> **PROBLEM REQUIREMENTS**
Retype every entry word for word.

BEGIN DATASET CONTENT

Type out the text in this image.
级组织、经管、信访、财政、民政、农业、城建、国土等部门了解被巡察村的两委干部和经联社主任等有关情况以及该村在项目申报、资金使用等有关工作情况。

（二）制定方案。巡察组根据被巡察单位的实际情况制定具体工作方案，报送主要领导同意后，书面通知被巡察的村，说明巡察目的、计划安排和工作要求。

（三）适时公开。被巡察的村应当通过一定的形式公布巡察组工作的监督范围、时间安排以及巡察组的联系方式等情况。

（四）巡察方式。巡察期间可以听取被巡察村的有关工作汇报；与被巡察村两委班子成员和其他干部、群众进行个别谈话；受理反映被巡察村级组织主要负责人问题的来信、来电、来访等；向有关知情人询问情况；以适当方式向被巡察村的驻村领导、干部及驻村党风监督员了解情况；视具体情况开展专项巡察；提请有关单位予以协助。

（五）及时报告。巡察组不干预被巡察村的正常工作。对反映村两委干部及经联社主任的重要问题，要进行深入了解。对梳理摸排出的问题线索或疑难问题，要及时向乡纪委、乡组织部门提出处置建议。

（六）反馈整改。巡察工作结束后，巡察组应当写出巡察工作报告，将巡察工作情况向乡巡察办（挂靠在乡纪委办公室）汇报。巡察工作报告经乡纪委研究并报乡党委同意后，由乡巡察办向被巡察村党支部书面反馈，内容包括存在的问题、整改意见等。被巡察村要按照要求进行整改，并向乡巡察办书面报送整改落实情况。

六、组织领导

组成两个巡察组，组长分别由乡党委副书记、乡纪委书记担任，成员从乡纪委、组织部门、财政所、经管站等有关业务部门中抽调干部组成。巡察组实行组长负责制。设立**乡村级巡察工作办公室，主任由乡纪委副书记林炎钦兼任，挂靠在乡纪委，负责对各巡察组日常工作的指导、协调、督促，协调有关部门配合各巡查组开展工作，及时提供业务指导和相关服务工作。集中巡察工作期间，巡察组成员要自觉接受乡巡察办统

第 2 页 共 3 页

END DATASET CONTENT

> **EXERCISE SOLUTION**
Type out the text in this image.
级组织、经管、信访、财政、民政、农业、城建、国土等部门了解被巡察村的两委干部和经联社主任等有关情况以及该村在项目申报、资金使用等有关工作情况。

（二）制定方案。巡察组根据被巡察单位的实际情况制定具体工作方案，报送主要领导同意后，书面通知被巡察的村，说明巡察目的、计划安排和工作要求。

（三）适时公开。被巡察的村应当通过一定的形式公布巡察组工作的监督范围、时间安排以及巡察组的联系方式等情况。

（四）巡察方式。巡察期间可以听取被巡察村的有关工作汇报；与被巡察村两委班子成员和其他干部、群众进行个别谈话；受理反映被巡察村级组织主要负责人问题的来信、来电、来访等；向有关知情人询问情况；以适当方式向被巡察村的驻村领导、干部及驻村党风监督员了解情况；视具体情况开展专项巡察；提请有关单位予以协助。

（五）及时报告。巡察组不干预被巡察村的正常工作。对反映村两委干部及经联社主任的重要问题，要进行深入了解。对梳理摸排出的问题线索或疑难问题，要及时向乡纪委、乡组织部门提出处置建议。

（六）反馈整改。巡察工作结束后，巡察组应当写出巡察工作报告，将巡察工作情况向乡巡察办（挂靠在乡纪委办公室）汇报。巡察工作报告经乡纪委研究并报乡党委同意后，由乡巡察办向被巡察村党支部书面反馈，内容包括存在的问题、整改意见等。被巡察村要按照要求进行整改，并向乡巡察办书面报送整改落实情况。

六、组织领导

组成两个巡察组，组长分别由乡党委副书记、乡纪委书记担任，成员从乡纪委、组织部门、财政所、经管站等有关业务部门中抽调干部组成。巡察组实行组长负责制。设立**乡村级巡察工作办公室，主任由乡纪委副书记林炎钦兼任，挂靠在乡纪委，负责对各巡察组日常工作的指导、协调、督促，协调有关部门配合各巡查组开展工作，及时提供业务指导和相关服务工作。集中巡察工作期间，巡察组成员要自觉接受乡巡察办统

第 2 页 共 3 页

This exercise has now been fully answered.